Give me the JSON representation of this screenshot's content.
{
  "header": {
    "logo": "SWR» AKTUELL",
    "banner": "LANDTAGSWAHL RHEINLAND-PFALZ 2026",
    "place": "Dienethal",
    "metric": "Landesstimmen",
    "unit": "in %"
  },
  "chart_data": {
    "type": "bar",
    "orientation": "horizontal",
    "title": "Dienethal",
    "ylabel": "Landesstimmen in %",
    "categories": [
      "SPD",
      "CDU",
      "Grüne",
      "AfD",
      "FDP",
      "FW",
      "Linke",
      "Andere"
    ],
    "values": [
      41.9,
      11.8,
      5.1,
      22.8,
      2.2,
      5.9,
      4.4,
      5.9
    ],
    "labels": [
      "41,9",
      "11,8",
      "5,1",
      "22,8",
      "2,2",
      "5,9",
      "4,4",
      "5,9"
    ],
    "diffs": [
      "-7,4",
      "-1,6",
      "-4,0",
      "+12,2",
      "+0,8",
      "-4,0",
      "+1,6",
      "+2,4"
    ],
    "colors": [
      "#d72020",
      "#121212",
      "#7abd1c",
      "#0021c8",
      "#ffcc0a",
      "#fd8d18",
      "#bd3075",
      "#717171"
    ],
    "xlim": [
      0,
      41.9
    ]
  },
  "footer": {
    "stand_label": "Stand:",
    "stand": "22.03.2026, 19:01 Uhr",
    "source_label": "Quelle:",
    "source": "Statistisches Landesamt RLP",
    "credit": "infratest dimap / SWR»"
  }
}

********************

#### Problem:
Output each record precisely as given.

#### Exercise response:
Give me the JSON representation of this screenshot's content.
{
  "header": {
    "logo": "SWR» AKTUELL",
    "banner": "LANDTAGSWAHL RHEINLAND-PFALZ 2026",
    "place": "Dienethal",
    "metric": "Landesstimmen",
    "unit": "in %"
  },
  "chart_data": {
    "type": "bar",
    "orientation": "horizontal",
    "title": "Dienethal",
    "ylabel": "Landesstimmen in %",
    "categories": [
      "SPD",
      "CDU",
      "Grüne",
      "AfD",
      "FDP",
      "FW",
      "Linke",
      "Andere"
    ],
    "values": [
      41.9,
      11.8,
      5.1,
      22.8,
      2.2,
      5.9,
      4.4,
      5.9
    ],
    "labels": [
      "41,9",
      "11,8",
      "5,1",
      "22,8",
      "2,2",
      "5,9",
      "4,4",
      "5,9"
    ],
    "diffs": [
      "-7,4",
      "-1,6",
      "-4,0",
      "+12,2",
      "+0,8",
      "-4,0",
      "+1,6",
      "+2,4"
    ],
    "colors": [
      "#d72020",
      "#121212",
      "#7abd1c",
      "#0021c8",
      "#ffcc0a",
      "#fd8d18",
      "#bd3075",
      "#717171"
    ],
    "xlim": [
      0,
      41.9
    ]
  },
  "footer": {
    "stand_label": "Stand:",
    "stand": "22.03.2026, 19:01 Uhr",
    "source_label": "Quelle:",
    "source": "Statistisches Landesamt RLP",
    "credit": "infratest dimap / SWR»"
  }
}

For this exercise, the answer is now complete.